* BEGIN Records supplied *

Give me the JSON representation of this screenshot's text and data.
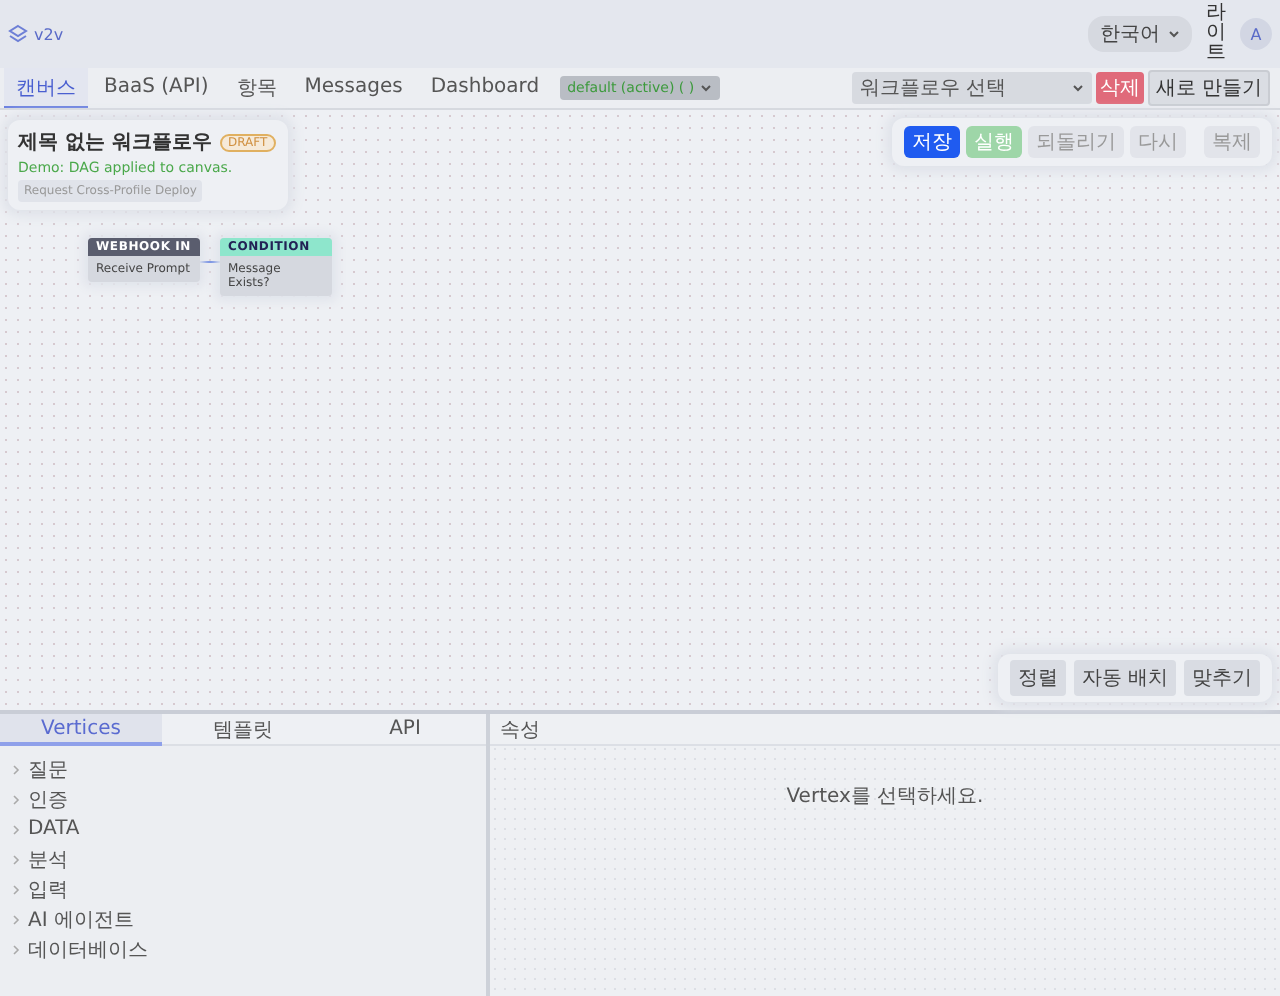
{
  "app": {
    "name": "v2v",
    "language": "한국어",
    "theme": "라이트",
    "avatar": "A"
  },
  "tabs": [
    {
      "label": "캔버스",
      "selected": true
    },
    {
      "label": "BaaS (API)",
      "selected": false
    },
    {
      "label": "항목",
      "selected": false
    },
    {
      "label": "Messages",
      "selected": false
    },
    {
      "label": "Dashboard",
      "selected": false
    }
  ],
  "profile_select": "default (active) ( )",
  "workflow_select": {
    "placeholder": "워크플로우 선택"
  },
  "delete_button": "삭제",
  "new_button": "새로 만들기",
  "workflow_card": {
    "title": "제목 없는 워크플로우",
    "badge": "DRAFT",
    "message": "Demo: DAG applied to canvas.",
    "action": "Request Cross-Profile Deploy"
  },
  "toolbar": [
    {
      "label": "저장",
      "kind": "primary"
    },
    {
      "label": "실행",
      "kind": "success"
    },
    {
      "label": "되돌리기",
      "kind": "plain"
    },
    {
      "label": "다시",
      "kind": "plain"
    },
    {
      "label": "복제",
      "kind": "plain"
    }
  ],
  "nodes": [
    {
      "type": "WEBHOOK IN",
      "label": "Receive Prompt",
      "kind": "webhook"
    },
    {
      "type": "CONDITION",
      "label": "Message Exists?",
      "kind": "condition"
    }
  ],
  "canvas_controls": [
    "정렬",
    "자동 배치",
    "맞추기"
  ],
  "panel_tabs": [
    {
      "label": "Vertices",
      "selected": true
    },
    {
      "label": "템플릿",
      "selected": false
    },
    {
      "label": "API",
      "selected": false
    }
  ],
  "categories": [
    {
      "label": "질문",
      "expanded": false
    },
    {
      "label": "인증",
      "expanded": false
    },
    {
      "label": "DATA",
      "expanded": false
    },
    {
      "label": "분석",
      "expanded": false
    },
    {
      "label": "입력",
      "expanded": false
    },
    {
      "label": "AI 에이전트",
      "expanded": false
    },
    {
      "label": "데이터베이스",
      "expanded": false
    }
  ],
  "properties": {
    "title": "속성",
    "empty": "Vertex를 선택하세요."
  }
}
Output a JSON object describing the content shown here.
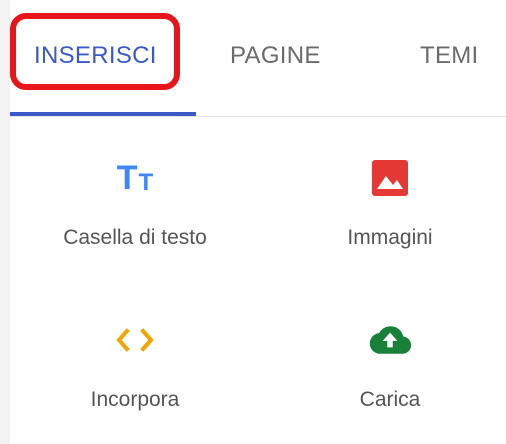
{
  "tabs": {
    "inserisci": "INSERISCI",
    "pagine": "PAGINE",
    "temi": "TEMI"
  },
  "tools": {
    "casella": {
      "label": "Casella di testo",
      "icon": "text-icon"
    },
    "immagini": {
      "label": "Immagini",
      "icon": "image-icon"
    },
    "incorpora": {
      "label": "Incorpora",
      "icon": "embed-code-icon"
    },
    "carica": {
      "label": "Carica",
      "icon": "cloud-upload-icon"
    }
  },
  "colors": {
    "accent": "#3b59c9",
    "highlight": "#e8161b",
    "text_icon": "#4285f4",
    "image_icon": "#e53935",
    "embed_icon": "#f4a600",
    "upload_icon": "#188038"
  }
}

* END Records supplied *

### What the task asks
Copy every line in the records above that contains the word "kind".

### Correct result
      "kind": "primary"
      "kind": "success"
      "kind": "plain"
      "kind": "plain"
      "kind": "plain"
      "kind": "webhook"
      "kind": "condition"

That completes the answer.